- [YOUR GOAL]
Report only the number of lines holding "State".
— START GIVEN ENTRIES —
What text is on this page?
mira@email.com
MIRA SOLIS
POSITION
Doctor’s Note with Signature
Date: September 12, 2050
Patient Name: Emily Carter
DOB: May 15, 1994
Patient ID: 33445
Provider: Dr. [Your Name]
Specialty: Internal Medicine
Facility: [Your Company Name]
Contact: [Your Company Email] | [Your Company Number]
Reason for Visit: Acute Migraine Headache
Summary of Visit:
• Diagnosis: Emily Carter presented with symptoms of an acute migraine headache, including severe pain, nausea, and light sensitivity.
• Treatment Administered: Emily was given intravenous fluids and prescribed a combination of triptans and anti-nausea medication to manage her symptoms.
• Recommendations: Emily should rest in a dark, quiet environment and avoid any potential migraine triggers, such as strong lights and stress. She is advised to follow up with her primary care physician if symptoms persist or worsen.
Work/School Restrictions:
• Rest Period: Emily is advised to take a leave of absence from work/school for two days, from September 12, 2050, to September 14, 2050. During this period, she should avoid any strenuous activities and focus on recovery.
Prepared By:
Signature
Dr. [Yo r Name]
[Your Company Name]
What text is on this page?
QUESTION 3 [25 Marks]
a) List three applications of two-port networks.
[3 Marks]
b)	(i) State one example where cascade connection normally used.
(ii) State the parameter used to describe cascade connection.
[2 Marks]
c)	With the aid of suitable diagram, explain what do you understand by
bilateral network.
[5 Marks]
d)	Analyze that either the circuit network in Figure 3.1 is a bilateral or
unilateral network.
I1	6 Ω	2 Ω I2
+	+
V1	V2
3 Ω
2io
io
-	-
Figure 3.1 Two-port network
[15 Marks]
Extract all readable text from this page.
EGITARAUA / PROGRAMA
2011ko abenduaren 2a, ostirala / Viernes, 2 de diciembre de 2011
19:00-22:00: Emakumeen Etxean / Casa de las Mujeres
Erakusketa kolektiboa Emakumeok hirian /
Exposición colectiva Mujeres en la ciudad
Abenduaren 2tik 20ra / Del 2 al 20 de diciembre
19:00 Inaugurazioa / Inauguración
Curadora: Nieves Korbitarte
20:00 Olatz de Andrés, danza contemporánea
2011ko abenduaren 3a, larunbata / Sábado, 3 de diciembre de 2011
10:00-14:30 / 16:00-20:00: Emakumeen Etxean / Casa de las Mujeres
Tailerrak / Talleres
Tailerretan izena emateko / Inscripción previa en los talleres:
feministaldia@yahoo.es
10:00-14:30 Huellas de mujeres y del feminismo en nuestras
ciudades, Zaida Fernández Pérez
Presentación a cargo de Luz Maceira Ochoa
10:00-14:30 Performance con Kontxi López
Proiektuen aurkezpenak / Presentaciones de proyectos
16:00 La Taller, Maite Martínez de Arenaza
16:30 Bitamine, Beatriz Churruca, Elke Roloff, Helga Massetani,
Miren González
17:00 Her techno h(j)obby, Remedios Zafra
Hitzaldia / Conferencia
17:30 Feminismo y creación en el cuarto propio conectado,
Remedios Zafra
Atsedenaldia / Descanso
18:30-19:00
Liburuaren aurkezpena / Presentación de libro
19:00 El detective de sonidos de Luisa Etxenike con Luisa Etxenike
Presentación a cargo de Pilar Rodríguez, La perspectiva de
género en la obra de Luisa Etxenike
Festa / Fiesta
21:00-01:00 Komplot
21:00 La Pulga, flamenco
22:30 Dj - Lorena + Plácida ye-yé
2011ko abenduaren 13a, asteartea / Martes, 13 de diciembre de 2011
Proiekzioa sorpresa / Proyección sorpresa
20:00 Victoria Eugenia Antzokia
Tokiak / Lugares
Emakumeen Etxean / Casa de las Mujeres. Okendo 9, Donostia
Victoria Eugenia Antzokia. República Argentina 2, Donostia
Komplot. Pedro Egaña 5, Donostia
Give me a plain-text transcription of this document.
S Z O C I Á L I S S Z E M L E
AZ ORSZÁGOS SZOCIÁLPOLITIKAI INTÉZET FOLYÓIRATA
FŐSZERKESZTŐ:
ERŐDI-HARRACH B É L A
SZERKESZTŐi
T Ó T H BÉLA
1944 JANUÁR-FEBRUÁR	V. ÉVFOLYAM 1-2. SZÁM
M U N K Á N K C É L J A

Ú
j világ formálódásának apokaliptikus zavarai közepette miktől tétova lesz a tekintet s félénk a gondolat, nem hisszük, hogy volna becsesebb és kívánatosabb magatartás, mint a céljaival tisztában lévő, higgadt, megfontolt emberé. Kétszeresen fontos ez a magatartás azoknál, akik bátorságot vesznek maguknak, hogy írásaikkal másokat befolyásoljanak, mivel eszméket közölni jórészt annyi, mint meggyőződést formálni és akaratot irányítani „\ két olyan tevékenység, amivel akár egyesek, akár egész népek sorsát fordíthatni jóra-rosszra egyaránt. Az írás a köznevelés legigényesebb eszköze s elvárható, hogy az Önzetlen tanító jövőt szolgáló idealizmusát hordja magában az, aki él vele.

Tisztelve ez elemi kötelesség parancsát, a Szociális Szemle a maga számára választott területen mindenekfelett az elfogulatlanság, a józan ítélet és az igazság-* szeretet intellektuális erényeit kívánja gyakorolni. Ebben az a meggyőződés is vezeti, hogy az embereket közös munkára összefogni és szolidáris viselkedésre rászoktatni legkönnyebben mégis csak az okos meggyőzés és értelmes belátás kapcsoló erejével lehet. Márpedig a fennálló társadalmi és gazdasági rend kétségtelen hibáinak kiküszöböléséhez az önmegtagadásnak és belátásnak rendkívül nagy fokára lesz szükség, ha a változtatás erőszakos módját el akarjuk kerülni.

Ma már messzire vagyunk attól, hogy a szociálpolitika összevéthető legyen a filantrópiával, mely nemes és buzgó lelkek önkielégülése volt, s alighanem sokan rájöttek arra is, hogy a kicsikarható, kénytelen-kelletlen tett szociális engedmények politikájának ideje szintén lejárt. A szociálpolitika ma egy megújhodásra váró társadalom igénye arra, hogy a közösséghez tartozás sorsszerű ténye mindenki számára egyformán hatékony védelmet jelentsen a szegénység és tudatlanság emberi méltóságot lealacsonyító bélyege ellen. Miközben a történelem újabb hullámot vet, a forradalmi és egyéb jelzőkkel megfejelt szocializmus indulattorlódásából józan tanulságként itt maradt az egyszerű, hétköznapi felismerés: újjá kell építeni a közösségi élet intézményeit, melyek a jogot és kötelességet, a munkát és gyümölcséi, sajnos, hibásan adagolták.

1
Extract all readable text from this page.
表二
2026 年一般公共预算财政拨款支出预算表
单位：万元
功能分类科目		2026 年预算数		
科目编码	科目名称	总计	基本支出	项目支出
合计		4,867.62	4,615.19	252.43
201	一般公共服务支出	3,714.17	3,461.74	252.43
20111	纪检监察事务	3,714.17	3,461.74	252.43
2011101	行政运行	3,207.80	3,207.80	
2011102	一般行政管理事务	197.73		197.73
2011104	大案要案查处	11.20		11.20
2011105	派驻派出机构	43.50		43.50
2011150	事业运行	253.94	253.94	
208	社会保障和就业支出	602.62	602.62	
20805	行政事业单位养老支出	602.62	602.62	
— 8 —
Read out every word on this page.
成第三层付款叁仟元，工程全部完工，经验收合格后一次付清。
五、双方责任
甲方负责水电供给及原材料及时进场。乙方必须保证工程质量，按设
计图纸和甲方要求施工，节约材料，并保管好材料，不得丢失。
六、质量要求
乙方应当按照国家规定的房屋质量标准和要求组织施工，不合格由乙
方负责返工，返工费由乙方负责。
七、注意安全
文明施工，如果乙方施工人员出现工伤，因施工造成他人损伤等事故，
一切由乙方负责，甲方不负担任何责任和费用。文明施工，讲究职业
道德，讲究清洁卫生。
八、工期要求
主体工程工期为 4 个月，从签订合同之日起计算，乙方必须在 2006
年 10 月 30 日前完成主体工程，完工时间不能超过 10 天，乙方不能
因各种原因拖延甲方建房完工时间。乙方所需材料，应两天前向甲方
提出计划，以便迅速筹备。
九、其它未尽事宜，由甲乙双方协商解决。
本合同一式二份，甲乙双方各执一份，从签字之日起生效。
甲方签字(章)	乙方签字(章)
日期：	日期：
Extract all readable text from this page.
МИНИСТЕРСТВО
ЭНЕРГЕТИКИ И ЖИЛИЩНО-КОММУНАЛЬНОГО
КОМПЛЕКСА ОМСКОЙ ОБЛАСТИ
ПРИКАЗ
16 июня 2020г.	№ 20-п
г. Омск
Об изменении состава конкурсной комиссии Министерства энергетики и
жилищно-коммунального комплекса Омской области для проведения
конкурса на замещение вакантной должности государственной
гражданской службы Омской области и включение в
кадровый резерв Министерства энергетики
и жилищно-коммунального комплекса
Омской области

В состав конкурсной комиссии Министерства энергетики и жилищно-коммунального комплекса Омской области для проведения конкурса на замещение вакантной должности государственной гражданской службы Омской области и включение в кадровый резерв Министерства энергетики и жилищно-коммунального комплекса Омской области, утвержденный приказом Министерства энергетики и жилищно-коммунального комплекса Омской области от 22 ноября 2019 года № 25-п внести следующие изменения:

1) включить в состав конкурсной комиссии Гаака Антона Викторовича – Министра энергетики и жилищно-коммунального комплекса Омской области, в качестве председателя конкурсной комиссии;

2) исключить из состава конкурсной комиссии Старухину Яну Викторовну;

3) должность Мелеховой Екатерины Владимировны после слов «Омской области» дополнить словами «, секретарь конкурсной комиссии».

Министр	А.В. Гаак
— END GIVEN ENTRIES —
- [EXERCISE ANSWER]
2